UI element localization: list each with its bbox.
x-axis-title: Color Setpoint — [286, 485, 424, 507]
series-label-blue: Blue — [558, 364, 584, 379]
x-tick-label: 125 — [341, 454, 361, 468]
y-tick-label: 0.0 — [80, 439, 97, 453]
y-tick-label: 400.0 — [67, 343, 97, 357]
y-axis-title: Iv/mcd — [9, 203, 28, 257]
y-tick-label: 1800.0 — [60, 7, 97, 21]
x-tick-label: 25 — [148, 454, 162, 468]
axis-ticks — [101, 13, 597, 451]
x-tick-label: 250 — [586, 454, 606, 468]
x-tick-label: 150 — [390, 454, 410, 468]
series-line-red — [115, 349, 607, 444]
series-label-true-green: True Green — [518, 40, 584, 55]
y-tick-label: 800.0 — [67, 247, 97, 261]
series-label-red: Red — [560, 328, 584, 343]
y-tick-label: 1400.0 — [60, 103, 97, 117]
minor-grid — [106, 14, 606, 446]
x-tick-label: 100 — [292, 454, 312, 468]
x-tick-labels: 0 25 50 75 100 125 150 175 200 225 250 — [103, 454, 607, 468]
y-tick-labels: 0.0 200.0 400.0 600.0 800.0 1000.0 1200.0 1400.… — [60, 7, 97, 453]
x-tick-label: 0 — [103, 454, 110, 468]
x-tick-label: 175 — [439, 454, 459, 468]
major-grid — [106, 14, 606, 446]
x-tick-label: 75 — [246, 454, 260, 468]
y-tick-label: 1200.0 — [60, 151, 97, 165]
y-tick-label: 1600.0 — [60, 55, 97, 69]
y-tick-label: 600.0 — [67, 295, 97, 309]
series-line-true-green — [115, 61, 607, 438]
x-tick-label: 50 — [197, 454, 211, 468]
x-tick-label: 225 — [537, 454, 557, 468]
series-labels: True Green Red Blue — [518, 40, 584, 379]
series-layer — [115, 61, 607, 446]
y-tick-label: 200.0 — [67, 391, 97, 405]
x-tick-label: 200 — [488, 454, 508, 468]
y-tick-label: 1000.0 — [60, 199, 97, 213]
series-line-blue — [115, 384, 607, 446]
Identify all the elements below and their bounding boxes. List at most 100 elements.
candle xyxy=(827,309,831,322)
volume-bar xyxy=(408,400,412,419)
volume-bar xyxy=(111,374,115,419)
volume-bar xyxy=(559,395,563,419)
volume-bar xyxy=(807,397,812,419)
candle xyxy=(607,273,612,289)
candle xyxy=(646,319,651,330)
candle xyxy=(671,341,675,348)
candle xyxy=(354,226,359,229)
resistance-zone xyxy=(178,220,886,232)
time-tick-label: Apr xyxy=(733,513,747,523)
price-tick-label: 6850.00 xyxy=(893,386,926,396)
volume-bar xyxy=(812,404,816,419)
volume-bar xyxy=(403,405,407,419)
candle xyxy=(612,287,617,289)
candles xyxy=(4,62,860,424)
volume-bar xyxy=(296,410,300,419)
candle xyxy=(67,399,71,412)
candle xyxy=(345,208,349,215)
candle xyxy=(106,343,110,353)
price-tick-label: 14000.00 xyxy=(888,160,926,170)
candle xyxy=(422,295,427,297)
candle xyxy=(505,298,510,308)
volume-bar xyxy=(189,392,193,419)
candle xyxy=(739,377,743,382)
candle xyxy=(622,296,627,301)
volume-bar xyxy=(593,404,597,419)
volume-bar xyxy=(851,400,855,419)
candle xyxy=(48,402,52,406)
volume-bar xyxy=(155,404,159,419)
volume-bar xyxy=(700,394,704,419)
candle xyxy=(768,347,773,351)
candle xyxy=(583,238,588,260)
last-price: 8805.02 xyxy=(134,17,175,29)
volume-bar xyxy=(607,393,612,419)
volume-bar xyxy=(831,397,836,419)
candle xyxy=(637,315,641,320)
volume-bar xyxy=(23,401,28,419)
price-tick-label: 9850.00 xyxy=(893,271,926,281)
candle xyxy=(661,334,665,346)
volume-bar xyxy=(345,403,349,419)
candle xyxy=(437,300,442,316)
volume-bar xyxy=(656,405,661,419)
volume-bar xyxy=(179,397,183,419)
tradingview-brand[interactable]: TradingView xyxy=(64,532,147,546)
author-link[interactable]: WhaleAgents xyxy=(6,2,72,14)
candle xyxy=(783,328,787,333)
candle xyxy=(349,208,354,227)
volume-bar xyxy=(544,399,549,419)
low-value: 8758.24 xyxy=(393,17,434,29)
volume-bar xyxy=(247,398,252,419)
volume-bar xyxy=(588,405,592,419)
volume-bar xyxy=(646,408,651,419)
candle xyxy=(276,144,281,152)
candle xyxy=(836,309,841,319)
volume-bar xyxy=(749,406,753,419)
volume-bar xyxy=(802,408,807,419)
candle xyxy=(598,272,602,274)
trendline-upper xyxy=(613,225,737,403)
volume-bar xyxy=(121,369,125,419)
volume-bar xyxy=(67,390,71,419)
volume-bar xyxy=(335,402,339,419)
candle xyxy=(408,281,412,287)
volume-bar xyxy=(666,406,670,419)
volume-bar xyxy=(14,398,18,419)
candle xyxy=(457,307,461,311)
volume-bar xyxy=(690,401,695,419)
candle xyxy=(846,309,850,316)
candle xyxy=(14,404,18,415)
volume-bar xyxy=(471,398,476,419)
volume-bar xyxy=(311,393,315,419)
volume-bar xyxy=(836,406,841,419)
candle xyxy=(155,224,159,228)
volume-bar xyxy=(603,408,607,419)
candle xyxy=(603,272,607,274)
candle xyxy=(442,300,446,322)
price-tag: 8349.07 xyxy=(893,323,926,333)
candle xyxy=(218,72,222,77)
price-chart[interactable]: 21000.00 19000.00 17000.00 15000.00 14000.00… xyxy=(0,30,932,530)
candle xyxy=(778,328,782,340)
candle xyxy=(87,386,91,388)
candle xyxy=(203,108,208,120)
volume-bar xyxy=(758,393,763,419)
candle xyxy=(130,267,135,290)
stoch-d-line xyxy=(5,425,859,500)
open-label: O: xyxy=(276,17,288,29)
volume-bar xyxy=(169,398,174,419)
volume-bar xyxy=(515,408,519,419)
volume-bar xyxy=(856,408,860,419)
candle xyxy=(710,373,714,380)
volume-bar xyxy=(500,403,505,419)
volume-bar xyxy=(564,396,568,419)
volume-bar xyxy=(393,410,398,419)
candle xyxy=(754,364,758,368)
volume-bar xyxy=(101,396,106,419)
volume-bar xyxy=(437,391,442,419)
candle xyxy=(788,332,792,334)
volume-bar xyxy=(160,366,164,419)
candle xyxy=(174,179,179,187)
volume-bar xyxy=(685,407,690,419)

━━━

◆ WHAT YOU NEED TO DO
Copy out every row above verbatim, line for line, with nothing added, dropped, or changed.

◆ SOLUTION
UI element localization: list each with its bbox.
x-axis-title: Color Setpoint — [286, 485, 424, 507]
series-label-blue: Blue — [558, 364, 584, 379]
x-tick-label: 125 — [341, 454, 361, 468]
y-tick-label: 0.0 — [80, 439, 97, 453]
y-tick-label: 400.0 — [67, 343, 97, 357]
y-axis-title: Iv/mcd — [9, 203, 28, 257]
y-tick-label: 1800.0 — [60, 7, 97, 21]
x-tick-label: 25 — [148, 454, 162, 468]
axis-ticks — [101, 13, 597, 451]
x-tick-label: 250 — [586, 454, 606, 468]
x-tick-label: 150 — [390, 454, 410, 468]
series-line-red — [115, 349, 607, 444]
series-label-true-green: True Green — [518, 40, 584, 55]
y-tick-label: 800.0 — [67, 247, 97, 261]
series-label-red: Red — [560, 328, 584, 343]
y-tick-label: 1400.0 — [60, 103, 97, 117]
minor-grid — [106, 14, 606, 446]
x-tick-label: 100 — [292, 454, 312, 468]
x-tick-labels: 0 25 50 75 100 125 150 175 200 225 250 — [103, 454, 607, 468]
y-tick-labels: 0.0 200.0 400.0 600.0 800.0 1000.0 1200.0 1400.… — [60, 7, 97, 453]
x-tick-label: 0 — [103, 454, 110, 468]
x-tick-label: 175 — [439, 454, 459, 468]
major-grid — [106, 14, 606, 446]
x-tick-label: 75 — [246, 454, 260, 468]
y-tick-label: 1200.0 — [60, 151, 97, 165]
y-tick-label: 1600.0 — [60, 55, 97, 69]
y-tick-label: 600.0 — [67, 295, 97, 309]
series-line-true-green — [115, 61, 607, 438]
x-tick-label: 50 — [197, 454, 211, 468]
x-tick-label: 225 — [537, 454, 557, 468]
series-labels: True Green Red Blue — [518, 40, 584, 379]
series-layer — [115, 61, 607, 446]
y-tick-label: 200.0 — [67, 391, 97, 405]
x-tick-label: 200 — [488, 454, 508, 468]
y-tick-label: 1000.0 — [60, 199, 97, 213]
series-line-blue — [115, 384, 607, 446]
Identify all the elements below and their bounding boxes. List at most 100 elements.
candle xyxy=(827,309,831,322)
volume-bar xyxy=(408,400,412,419)
volume-bar xyxy=(111,374,115,419)
volume-bar xyxy=(559,395,563,419)
volume-bar xyxy=(807,397,812,419)
candle xyxy=(607,273,612,289)
candle xyxy=(646,319,651,330)
candle xyxy=(671,341,675,348)
candle xyxy=(354,226,359,229)
resistance-zone xyxy=(178,220,886,232)
time-tick-label: Apr xyxy=(733,513,747,523)
price-tick-label: 6850.00 xyxy=(893,386,926,396)
volume-bar xyxy=(812,404,816,419)
volume-bar xyxy=(403,405,407,419)
candle xyxy=(612,287,617,289)
candles xyxy=(4,62,860,424)
volume-bar xyxy=(296,410,300,419)
candle xyxy=(67,399,71,412)
candle xyxy=(345,208,349,215)
candle xyxy=(106,343,110,353)
price-tick-label: 14000.00 xyxy=(888,160,926,170)
candle xyxy=(422,295,427,297)
candle xyxy=(505,298,510,308)
volume-bar xyxy=(189,392,193,419)
candle xyxy=(739,377,743,382)
candle xyxy=(622,296,627,301)
volume-bar xyxy=(593,404,597,419)
volume-bar xyxy=(851,400,855,419)
candle xyxy=(48,402,52,406)
volume-bar xyxy=(155,404,159,419)
volume-bar xyxy=(700,394,704,419)
candle xyxy=(768,347,773,351)
candle xyxy=(583,238,588,260)
last-price: 8805.02 xyxy=(134,17,175,29)
volume-bar xyxy=(607,393,612,419)
volume-bar xyxy=(831,397,836,419)
candle xyxy=(637,315,641,320)
volume-bar xyxy=(23,401,28,419)
price-tick-label: 9850.00 xyxy=(893,271,926,281)
candle xyxy=(661,334,665,346)
volume-bar xyxy=(345,403,349,419)
candle xyxy=(437,300,442,316)
volume-bar xyxy=(656,405,661,419)
volume-bar xyxy=(179,397,183,419)
tradingview-brand[interactable]: TradingView xyxy=(64,532,147,546)
author-link[interactable]: WhaleAgents xyxy=(6,2,72,14)
candle xyxy=(783,328,787,333)
candle xyxy=(349,208,354,227)
volume-bar xyxy=(544,399,549,419)
low-value: 8758.24 xyxy=(393,17,434,29)
volume-bar xyxy=(247,398,252,419)
volume-bar xyxy=(588,405,592,419)
volume-bar xyxy=(646,408,651,419)
candle xyxy=(276,144,281,152)
candle xyxy=(836,309,841,319)
volume-bar xyxy=(749,406,753,419)
volume-bar xyxy=(802,408,807,419)
candle xyxy=(598,272,602,274)
trendline-upper xyxy=(613,225,737,403)
volume-bar xyxy=(121,369,125,419)
volume-bar xyxy=(67,390,71,419)
volume-bar xyxy=(335,402,339,419)
candle xyxy=(408,281,412,287)
volume-bar xyxy=(666,406,670,419)
volume-bar xyxy=(14,398,18,419)
candle xyxy=(457,307,461,311)
volume-bar xyxy=(690,401,695,419)
candle xyxy=(846,309,850,316)
candle xyxy=(14,404,18,415)
volume-bar xyxy=(471,398,476,419)
volume-bar xyxy=(311,393,315,419)
volume-bar xyxy=(836,406,841,419)
candle xyxy=(155,224,159,228)
volume-bar xyxy=(603,408,607,419)
candle xyxy=(603,272,607,274)
candle xyxy=(442,300,446,322)
price-tag: 8349.07 xyxy=(893,323,926,333)
candle xyxy=(218,72,222,77)
price-chart[interactable]: 21000.00 19000.00 17000.00 15000.00 14000.00… xyxy=(0,30,932,530)
candle xyxy=(778,328,782,340)
candle xyxy=(87,386,91,388)
candle xyxy=(203,108,208,120)
volume-bar xyxy=(758,393,763,419)
candle xyxy=(130,267,135,290)
stoch-d-line xyxy=(5,425,859,500)
open-label: O: xyxy=(276,17,288,29)
volume-bar xyxy=(169,398,174,419)
volume-bar xyxy=(515,408,519,419)
volume-bar xyxy=(856,408,860,419)
candle xyxy=(710,373,714,380)
volume-bar xyxy=(500,403,505,419)
volume-bar xyxy=(564,396,568,419)
volume-bar xyxy=(393,410,398,419)
candle xyxy=(754,364,758,368)
volume-bar xyxy=(101,396,106,419)
volume-bar xyxy=(437,391,442,419)
candle xyxy=(788,332,792,334)
volume-bar xyxy=(160,366,164,419)
candle xyxy=(174,179,179,187)
volume-bar xyxy=(685,407,690,419)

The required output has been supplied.